**Problem requirements:**
For each entry that follows, write out an identical copy.

+ + + + + + +

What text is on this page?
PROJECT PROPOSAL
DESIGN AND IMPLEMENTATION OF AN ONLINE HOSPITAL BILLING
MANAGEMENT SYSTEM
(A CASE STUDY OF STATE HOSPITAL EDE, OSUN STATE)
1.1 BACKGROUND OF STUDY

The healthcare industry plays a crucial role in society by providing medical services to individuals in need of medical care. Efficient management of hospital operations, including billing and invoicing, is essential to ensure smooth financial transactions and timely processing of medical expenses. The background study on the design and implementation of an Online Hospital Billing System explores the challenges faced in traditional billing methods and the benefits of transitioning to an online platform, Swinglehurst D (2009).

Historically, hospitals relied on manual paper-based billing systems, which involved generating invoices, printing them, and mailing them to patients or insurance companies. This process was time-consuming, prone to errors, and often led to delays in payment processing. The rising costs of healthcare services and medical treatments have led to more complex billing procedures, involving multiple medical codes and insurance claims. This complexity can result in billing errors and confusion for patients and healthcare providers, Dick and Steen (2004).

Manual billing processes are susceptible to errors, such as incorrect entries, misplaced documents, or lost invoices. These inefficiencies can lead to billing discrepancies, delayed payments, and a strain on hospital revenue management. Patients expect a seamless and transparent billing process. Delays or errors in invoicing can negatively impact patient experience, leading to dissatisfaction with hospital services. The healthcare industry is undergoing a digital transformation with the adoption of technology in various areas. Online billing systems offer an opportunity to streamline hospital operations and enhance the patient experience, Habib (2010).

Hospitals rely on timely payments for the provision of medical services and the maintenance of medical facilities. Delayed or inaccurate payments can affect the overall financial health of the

+ + + + + + +

**Response to the task:**
What text is on this page?
PROJECT PROPOSAL
DESIGN AND IMPLEMENTATION OF AN ONLINE HOSPITAL BILLING
MANAGEMENT SYSTEM
(A CASE STUDY OF STATE HOSPITAL EDE, OSUN STATE)
1.1 BACKGROUND OF STUDY

The healthcare industry plays a crucial role in society by providing medical services to individuals in need of medical care. Efficient management of hospital operations, including billing and invoicing, is essential to ensure smooth financial transactions and timely processing of medical expenses. The background study on the design and implementation of an Online Hospital Billing System explores the challenges faced in traditional billing methods and the benefits of transitioning to an online platform, Swinglehurst D (2009).

Historically, hospitals relied on manual paper-based billing systems, which involved generating invoices, printing them, and mailing them to patients or insurance companies. This process was time-consuming, prone to errors, and often led to delays in payment processing. The rising costs of healthcare services and medical treatments have led to more complex billing procedures, involving multiple medical codes and insurance claims. This complexity can result in billing errors and confusion for patients and healthcare providers, Dick and Steen (2004).

Manual billing processes are susceptible to errors, such as incorrect entries, misplaced documents, or lost invoices. These inefficiencies can lead to billing discrepancies, delayed payments, and a strain on hospital revenue management. Patients expect a seamless and transparent billing process. Delays or errors in invoicing can negatively impact patient experience, leading to dissatisfaction with hospital services. The healthcare industry is undergoing a digital transformation with the adoption of technology in various areas. Online billing systems offer an opportunity to streamline hospital operations and enhance the patient experience, Habib (2010).

Hospitals rely on timely payments for the provision of medical services and the maintenance of medical facilities. Delayed or inaccurate payments can affect the overall financial health of the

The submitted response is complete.